[START Provided records]
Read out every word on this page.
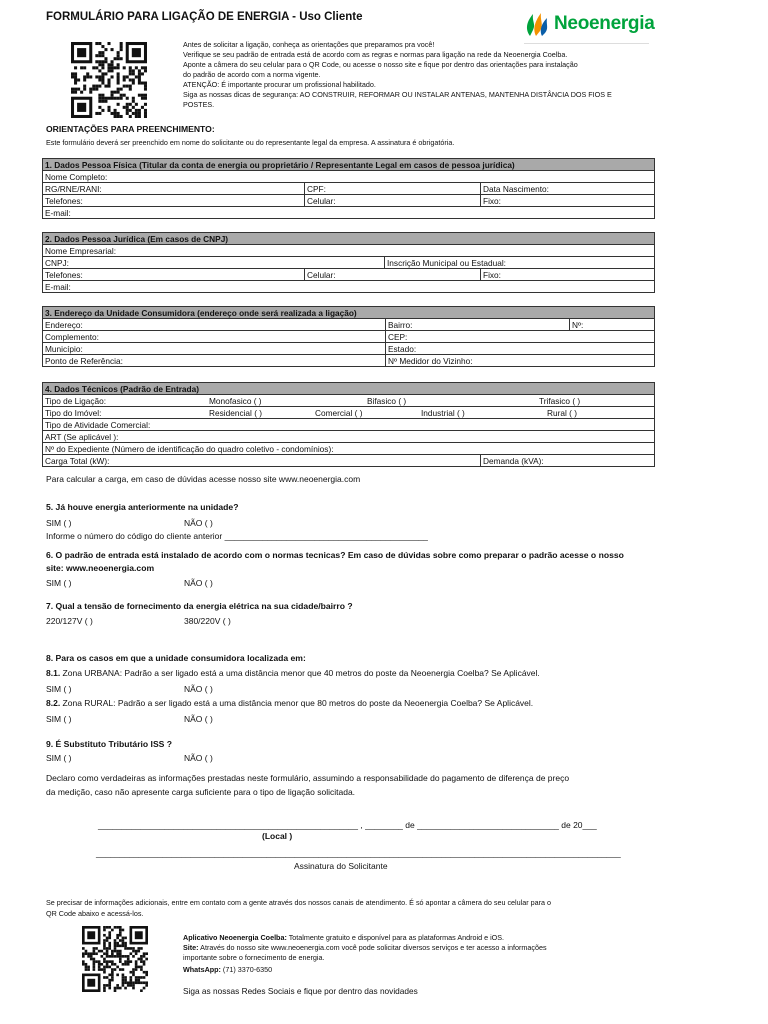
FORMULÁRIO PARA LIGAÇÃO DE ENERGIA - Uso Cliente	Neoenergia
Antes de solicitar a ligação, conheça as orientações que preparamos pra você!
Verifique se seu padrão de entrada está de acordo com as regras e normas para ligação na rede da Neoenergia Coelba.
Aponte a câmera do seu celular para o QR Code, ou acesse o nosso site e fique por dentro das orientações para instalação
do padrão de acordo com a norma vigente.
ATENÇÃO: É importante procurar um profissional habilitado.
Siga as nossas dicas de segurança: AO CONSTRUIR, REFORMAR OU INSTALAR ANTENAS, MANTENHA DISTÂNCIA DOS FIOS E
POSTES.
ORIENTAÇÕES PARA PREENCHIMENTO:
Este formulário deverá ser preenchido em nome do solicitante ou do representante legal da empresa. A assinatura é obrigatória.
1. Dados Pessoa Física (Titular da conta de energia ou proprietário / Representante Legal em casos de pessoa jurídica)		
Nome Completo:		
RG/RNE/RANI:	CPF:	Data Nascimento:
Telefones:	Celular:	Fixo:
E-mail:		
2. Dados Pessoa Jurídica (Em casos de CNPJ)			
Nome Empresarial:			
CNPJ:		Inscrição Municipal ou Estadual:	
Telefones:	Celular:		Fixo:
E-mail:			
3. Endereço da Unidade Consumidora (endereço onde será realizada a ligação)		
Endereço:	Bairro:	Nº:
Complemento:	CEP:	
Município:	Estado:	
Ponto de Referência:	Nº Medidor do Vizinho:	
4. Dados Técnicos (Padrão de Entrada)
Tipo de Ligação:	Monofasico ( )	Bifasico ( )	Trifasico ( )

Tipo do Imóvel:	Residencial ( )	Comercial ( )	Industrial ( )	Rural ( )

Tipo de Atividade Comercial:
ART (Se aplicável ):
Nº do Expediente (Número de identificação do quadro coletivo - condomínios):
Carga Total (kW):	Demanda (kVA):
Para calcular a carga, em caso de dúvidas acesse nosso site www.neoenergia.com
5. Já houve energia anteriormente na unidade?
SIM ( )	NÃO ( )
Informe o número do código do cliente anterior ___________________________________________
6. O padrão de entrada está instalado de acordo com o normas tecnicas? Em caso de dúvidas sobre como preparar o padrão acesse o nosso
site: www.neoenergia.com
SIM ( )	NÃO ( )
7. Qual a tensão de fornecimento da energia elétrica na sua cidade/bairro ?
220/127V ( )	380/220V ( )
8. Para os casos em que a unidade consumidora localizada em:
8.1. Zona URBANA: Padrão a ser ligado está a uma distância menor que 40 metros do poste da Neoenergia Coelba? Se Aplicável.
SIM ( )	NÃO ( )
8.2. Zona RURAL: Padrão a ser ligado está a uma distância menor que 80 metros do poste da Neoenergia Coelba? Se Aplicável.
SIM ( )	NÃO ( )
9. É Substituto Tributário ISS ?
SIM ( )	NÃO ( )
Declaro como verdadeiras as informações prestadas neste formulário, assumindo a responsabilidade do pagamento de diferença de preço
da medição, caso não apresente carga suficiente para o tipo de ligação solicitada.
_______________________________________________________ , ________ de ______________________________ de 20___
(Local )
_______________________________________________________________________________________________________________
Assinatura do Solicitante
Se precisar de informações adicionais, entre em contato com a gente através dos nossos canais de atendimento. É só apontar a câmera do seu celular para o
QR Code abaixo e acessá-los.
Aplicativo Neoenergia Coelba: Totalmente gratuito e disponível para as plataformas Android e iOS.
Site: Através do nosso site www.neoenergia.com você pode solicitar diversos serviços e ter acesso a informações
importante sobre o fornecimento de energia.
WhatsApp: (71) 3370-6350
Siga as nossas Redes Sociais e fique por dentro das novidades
[END Provided records]
- [To be done] Lines that hold the word "Pessoa" are the ones to return, every one of them.

- [Expected output]
1. Dados Pessoa Física (Titular da conta de energia ou proprietário / Representante Legal em casos de pessoa jurídica)		
2. Dados Pessoa Jurídica (Em casos de CNPJ)			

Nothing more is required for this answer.